Go through the data line by line. Copy each one holding the string "text".

Supplied data
***

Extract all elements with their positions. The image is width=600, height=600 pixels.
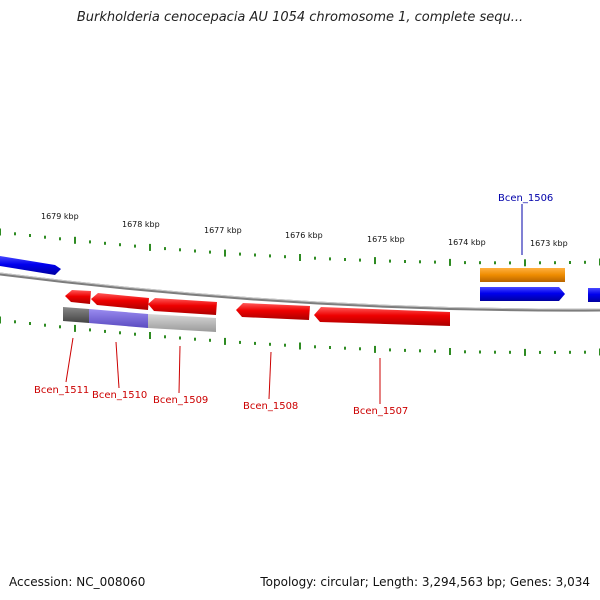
gene-red-1510[interactable] <box>91 293 149 310</box>
gene-blue-1506[interactable] <box>480 287 565 301</box>
kbp-scale-labels: 1679 kbp 1678 kbp 1677 kbp 1676 kbp 1675… <box>41 212 568 248</box>
gene-orange-1506[interactable] <box>480 268 565 282</box>
genome-backbone <box>0 272 600 312</box>
leader-line-1510 <box>115 341 120 389</box>
gene-label-1511[interactable]: Bcen_1511 <box>34 385 89 396</box>
gene-label-1506[interactable]: Bcen_1506 <box>498 193 553 204</box>
genome-title: Burkholderia cenocepacia AU 1054 chromos… <box>76 10 524 25</box>
gene-blue-left[interactable] <box>0 256 61 275</box>
gene-label-1509[interactable]: Bcen_1509 <box>153 395 208 406</box>
kbp-label: 1673 kbp <box>530 239 568 248</box>
leader-line-1508 <box>268 351 272 400</box>
accession-text: Accession: NC_008060 <box>9 575 146 589</box>
gene-label-1508[interactable]: Bcen_1508 <box>243 401 298 412</box>
gene-red-1508[interactable] <box>236 303 310 320</box>
gene-blue-right[interactable] <box>588 288 600 302</box>
gene-label-1510[interactable]: Bcen_1510 <box>92 390 147 401</box>
feature-purple[interactable] <box>89 309 148 328</box>
gene-red-1507[interactable] <box>314 307 450 326</box>
kbp-label: 1675 kbp <box>367 235 405 244</box>
gene-red-1509[interactable] <box>148 298 217 315</box>
kbp-label: 1674 kbp <box>448 238 486 247</box>
genome-backbone-highlight <box>0 272 600 310</box>
kbp-label: 1679 kbp <box>41 212 79 221</box>
feature-light-grey[interactable] <box>148 314 216 332</box>
inner-tick-marks <box>0 316 600 356</box>
feature-dark-grey[interactable] <box>63 307 89 323</box>
leader-line-1511 <box>65 337 74 383</box>
genome-stats-text: Topology: circular; Length: 3,294,563 bp… <box>260 575 590 589</box>
kbp-label: 1676 kbp <box>285 231 323 240</box>
gene-red-1511[interactable] <box>65 290 91 304</box>
outer-tick-marks <box>0 228 600 267</box>
kbp-label: 1677 kbp <box>204 226 242 235</box>
kbp-label: 1678 kbp <box>122 220 160 229</box>
leader-line-1509 <box>178 345 181 394</box>
gene-label-1507[interactable]: Bcen_1507 <box>353 406 408 417</box>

***

Solution below
accession-text: Accession: NC_008060 <box>9 575 146 589</box>
genome-stats-text: Topology: circular; Length: 3,294,563 bp… <box>260 575 590 589</box>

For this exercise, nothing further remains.